** Begin DATA ROWS **

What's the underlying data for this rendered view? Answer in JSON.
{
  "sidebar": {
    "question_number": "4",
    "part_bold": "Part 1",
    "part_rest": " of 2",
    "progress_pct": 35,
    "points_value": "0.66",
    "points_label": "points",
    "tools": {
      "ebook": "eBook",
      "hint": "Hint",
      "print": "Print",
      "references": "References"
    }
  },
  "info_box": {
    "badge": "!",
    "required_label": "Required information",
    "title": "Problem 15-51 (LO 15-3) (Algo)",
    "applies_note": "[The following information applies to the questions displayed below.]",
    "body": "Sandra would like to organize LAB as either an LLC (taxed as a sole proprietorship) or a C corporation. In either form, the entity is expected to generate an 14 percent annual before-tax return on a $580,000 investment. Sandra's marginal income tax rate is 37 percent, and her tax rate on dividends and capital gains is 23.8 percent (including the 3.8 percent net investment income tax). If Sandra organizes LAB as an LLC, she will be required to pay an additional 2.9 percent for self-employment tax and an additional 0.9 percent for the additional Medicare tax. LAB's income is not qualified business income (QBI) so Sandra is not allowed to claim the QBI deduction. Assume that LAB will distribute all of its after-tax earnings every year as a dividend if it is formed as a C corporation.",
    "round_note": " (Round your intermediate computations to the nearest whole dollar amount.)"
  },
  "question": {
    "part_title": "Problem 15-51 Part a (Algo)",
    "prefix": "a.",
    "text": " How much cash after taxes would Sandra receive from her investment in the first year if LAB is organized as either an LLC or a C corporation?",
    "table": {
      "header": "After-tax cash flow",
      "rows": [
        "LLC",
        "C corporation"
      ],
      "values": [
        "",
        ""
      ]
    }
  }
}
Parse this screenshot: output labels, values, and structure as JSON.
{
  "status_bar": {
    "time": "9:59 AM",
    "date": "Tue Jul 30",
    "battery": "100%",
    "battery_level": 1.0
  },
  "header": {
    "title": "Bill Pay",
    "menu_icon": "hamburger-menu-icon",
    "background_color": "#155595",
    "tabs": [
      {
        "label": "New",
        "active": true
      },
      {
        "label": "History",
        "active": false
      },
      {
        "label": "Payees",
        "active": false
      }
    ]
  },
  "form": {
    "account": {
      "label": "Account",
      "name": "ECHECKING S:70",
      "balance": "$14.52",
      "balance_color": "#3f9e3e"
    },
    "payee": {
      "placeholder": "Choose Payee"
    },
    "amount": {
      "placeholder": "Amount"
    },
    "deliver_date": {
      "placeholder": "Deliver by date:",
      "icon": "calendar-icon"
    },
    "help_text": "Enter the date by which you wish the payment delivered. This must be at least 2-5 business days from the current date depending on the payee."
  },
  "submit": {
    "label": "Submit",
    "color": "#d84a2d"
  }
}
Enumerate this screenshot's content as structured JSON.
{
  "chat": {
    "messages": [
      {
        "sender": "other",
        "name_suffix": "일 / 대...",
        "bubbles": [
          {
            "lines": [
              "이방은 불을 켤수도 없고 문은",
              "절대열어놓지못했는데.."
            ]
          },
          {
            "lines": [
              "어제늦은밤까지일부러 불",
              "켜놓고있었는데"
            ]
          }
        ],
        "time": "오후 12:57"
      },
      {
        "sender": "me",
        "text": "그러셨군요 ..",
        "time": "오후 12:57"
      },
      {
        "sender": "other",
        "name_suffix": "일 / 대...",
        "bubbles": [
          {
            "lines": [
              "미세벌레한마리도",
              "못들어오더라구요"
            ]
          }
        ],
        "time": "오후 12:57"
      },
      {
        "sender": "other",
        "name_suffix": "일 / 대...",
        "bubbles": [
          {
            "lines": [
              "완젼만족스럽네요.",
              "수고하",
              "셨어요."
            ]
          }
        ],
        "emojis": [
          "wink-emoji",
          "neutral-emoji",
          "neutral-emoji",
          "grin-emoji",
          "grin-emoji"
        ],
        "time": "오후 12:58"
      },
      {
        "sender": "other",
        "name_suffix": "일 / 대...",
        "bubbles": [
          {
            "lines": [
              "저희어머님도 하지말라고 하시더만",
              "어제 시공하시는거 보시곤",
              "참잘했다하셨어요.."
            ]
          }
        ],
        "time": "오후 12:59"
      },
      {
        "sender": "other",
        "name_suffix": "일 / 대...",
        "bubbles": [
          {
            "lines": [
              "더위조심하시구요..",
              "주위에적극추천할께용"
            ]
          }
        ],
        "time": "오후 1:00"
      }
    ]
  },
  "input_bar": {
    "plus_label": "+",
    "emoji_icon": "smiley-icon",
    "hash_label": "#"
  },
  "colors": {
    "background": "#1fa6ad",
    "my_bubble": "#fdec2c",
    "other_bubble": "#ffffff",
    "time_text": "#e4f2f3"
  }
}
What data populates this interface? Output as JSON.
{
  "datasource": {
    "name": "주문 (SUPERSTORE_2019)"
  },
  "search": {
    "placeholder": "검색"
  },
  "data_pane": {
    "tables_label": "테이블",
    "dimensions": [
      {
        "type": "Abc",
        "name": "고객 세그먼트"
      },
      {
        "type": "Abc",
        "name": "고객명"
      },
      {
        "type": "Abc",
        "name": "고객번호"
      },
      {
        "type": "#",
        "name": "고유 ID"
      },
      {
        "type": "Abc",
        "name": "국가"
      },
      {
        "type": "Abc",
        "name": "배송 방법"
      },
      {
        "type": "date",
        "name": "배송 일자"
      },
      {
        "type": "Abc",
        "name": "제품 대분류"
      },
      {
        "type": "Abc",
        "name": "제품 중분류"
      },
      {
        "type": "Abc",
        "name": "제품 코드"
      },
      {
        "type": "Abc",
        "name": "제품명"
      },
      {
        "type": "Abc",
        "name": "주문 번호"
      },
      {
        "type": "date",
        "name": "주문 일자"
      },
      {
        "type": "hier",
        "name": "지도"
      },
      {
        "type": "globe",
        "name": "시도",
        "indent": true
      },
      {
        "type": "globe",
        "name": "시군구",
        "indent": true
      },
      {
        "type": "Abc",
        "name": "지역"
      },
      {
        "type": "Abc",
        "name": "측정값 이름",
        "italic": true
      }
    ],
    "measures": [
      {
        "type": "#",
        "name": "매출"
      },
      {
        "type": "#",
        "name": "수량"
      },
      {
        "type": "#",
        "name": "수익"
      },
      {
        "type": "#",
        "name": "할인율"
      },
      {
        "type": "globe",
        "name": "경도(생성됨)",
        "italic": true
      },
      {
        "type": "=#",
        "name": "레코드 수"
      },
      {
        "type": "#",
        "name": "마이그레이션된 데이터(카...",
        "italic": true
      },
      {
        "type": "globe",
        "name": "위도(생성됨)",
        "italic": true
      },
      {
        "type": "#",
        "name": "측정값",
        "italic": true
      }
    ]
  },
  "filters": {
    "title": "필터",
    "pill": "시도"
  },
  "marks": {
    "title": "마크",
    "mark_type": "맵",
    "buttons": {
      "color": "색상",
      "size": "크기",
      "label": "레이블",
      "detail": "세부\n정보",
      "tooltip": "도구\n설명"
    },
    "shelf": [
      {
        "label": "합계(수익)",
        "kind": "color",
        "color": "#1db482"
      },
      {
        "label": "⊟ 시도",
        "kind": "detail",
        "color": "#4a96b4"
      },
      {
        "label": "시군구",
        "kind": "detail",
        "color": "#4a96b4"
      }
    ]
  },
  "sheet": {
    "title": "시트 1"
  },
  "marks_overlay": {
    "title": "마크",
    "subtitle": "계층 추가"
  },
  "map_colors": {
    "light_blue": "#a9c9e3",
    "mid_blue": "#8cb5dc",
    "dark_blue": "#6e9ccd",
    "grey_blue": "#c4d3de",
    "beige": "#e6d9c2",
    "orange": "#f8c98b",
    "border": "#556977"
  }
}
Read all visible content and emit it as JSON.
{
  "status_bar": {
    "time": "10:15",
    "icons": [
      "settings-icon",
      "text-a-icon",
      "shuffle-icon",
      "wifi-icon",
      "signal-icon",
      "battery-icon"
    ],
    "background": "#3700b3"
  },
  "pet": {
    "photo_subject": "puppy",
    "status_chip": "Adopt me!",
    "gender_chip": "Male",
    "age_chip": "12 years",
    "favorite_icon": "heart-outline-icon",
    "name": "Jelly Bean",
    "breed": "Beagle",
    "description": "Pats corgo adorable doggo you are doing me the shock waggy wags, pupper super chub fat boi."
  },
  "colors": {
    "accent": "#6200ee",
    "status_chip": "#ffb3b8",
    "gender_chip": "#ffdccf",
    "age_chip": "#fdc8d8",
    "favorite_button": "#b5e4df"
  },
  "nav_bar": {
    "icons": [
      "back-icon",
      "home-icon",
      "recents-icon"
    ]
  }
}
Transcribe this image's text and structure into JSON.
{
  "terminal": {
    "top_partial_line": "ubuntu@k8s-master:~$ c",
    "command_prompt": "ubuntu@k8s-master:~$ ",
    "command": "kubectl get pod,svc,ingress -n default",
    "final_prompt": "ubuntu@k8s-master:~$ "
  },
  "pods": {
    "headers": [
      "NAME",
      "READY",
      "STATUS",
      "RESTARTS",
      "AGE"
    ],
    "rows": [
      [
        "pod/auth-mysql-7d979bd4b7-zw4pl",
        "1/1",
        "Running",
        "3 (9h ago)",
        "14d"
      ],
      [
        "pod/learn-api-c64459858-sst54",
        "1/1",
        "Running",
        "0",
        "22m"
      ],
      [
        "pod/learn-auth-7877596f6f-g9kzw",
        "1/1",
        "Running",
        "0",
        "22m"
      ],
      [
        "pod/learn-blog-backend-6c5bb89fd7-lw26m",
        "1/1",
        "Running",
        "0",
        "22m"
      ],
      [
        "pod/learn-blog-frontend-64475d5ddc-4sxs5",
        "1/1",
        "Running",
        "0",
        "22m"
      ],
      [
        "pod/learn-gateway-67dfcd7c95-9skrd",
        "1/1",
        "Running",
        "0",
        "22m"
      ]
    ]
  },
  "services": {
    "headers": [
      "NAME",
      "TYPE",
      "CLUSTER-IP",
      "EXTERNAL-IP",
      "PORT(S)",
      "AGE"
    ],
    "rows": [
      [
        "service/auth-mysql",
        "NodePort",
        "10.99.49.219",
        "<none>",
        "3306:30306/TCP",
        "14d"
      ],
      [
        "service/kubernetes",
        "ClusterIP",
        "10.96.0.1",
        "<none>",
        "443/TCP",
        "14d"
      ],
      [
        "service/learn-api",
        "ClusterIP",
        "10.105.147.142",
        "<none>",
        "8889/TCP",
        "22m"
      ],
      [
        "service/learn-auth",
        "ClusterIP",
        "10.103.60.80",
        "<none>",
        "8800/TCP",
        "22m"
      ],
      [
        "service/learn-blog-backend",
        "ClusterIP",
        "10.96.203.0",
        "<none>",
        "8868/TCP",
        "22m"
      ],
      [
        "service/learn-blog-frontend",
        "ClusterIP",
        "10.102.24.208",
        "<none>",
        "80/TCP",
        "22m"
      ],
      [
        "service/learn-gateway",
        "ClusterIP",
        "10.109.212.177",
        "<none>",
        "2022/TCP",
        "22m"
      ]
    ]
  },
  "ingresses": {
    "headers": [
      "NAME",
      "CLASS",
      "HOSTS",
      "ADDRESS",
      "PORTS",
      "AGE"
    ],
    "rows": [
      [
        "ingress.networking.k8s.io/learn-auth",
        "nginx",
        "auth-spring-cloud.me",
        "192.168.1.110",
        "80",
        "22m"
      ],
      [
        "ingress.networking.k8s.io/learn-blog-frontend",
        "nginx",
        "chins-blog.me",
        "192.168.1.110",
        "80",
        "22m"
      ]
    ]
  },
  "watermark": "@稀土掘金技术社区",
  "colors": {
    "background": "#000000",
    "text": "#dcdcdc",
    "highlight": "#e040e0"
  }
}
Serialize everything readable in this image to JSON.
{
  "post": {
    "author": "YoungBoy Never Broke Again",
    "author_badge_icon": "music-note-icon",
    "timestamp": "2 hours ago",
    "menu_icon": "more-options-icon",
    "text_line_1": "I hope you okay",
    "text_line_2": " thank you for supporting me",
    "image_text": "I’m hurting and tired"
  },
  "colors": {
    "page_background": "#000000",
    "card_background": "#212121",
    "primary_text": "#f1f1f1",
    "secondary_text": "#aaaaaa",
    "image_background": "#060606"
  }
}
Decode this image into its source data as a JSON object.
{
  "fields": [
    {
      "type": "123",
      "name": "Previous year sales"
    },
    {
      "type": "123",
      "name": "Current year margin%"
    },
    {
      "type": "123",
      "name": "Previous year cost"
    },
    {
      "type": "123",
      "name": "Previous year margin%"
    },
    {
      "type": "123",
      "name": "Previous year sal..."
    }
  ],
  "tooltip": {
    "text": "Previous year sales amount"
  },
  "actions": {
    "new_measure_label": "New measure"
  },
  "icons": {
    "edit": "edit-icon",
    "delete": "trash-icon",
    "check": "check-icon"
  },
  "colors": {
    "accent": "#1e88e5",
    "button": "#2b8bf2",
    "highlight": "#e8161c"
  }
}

** End DATA ROWS **

→ TO BE DONE
In the records above, locate the line that contains "Serialize everything readable". Repeat it and every line after it, exactly, and nothing else.

→ WORKED SOLUTION
Serialize everything readable in this image to JSON.
{
  "post": {
    "author": "YoungBoy Never Broke Again",
    "author_badge_icon": "music-note-icon",
    "timestamp": "2 hours ago",
    "menu_icon": "more-options-icon",
    "text_line_1": "I hope you okay",
    "text_line_2": " thank you for supporting me",
    "image_text": "I’m hurting and tired"
  },
  "colors": {
    "page_background": "#000000",
    "card_background": "#212121",
    "primary_text": "#f1f1f1",
    "secondary_text": "#aaaaaa",
    "image_background": "#060606"
  }
}
Decode this image into its source data as a JSON object.
{
  "fields": [
    {
      "type": "123",
      "name": "Previous year sales"
    },
    {
      "type": "123",
      "name": "Current year margin%"
    },
    {
      "type": "123",
      "name": "Previous year cost"
    },
    {
      "type": "123",
      "name": "Previous year margin%"
    },
    {
      "type": "123",
      "name": "Previous year sal..."
    }
  ],
  "tooltip": {
    "text": "Previous year sales amount"
  },
  "actions": {
    "new_measure_label": "New measure"
  },
  "icons": {
    "edit": "edit-icon",
    "delete": "trash-icon",
    "check": "check-icon"
  },
  "colors": {
    "accent": "#1e88e5",
    "button": "#2b8bf2",
    "highlight": "#e8161c"
  }
}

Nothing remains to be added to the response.